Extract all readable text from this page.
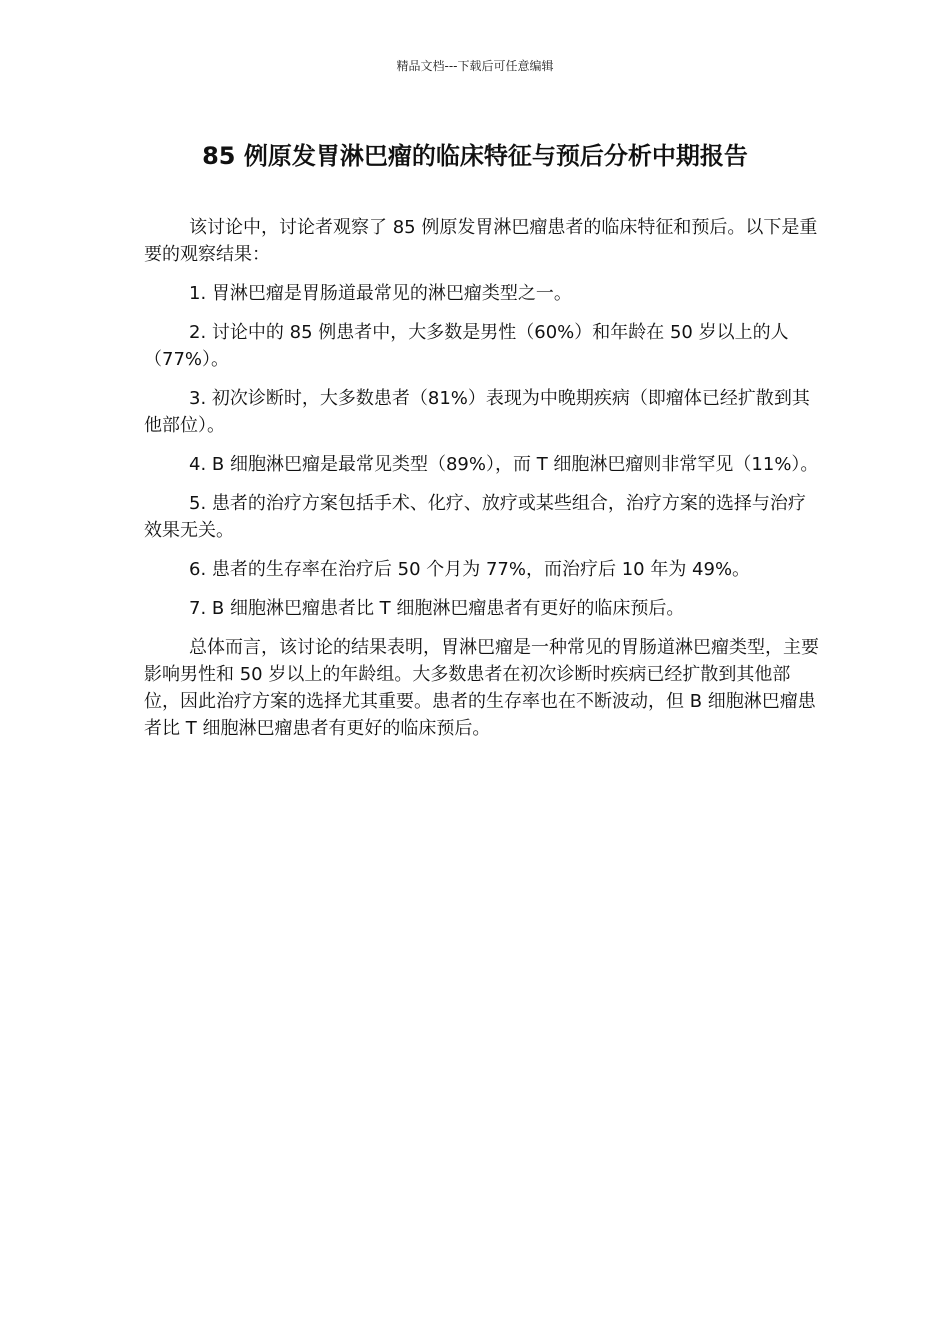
精品文档---下载后可任意编辑
85 例原发胃淋巴瘤的临床特征与预后分析中期报告

该讨论中，讨论者观察了 85 例原发胃淋巴瘤患者的临床特征和预后。以下是重要的观察结果：

1. 胃淋巴瘤是胃肠道最常见的淋巴瘤类型之一。

2. 讨论中的 85 例患者中，大多数是男性（60%）和年龄在 50 岁以上的人（77%）。

3. 初次诊断时，大多数患者（81%）表现为中晚期疾病（即瘤体已经扩散到其他部位）。

4. B 细胞淋巴瘤是最常见类型（89%），而 T 细胞淋巴瘤则非常罕见（11%）。

5. 患者的治疗方案包括手术、化疗、放疗或某些组合，治疗方案的选择与治疗效果无关。

6. 患者的生存率在治疗后 50 个月为 77%，而治疗后 10 年为 49%。

7. B 细胞淋巴瘤患者比 T 细胞淋巴瘤患者有更好的临床预后。

总体而言，该讨论的结果表明，胃淋巴瘤是一种常见的胃肠道淋巴瘤类型，主要影响男性和 50 岁以上的年龄组。大多数患者在初次诊断时疾病已经扩散到其他部位，因此治疗方案的选择尤其重要。患者的生存率也在不断波动，但 B 细胞淋巴瘤患者比 T 细胞淋巴瘤患者有更好的临床预后。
-=-=-
» **INSTRUCTION**:
Print the listing above in full, exactly as written. Omit any pictures.

» **TASK RESPONSE**:
Extract all readable text from this page.
精品文档---下载后可任意编辑
85 例原发胃淋巴瘤的临床特征与预后分析中期报告

该讨论中，讨论者观察了 85 例原发胃淋巴瘤患者的临床特征和预后。以下是重要的观察结果：

1. 胃淋巴瘤是胃肠道最常见的淋巴瘤类型之一。

2. 讨论中的 85 例患者中，大多数是男性（60%）和年龄在 50 岁以上的人（77%）。

3. 初次诊断时，大多数患者（81%）表现为中晚期疾病（即瘤体已经扩散到其他部位）。

4. B 细胞淋巴瘤是最常见类型（89%），而 T 细胞淋巴瘤则非常罕见（11%）。

5. 患者的治疗方案包括手术、化疗、放疗或某些组合，治疗方案的选择与治疗效果无关。

6. 患者的生存率在治疗后 50 个月为 77%，而治疗后 10 年为 49%。

7. B 细胞淋巴瘤患者比 T 细胞淋巴瘤患者有更好的临床预后。

总体而言，该讨论的结果表明，胃淋巴瘤是一种常见的胃肠道淋巴瘤类型，主要影响男性和 50 岁以上的年龄组。大多数患者在初次诊断时疾病已经扩散到其他部位，因此治疗方案的选择尤其重要。患者的生存率也在不断波动，但 B 细胞淋巴瘤患者比 T 细胞淋巴瘤患者有更好的临床预后。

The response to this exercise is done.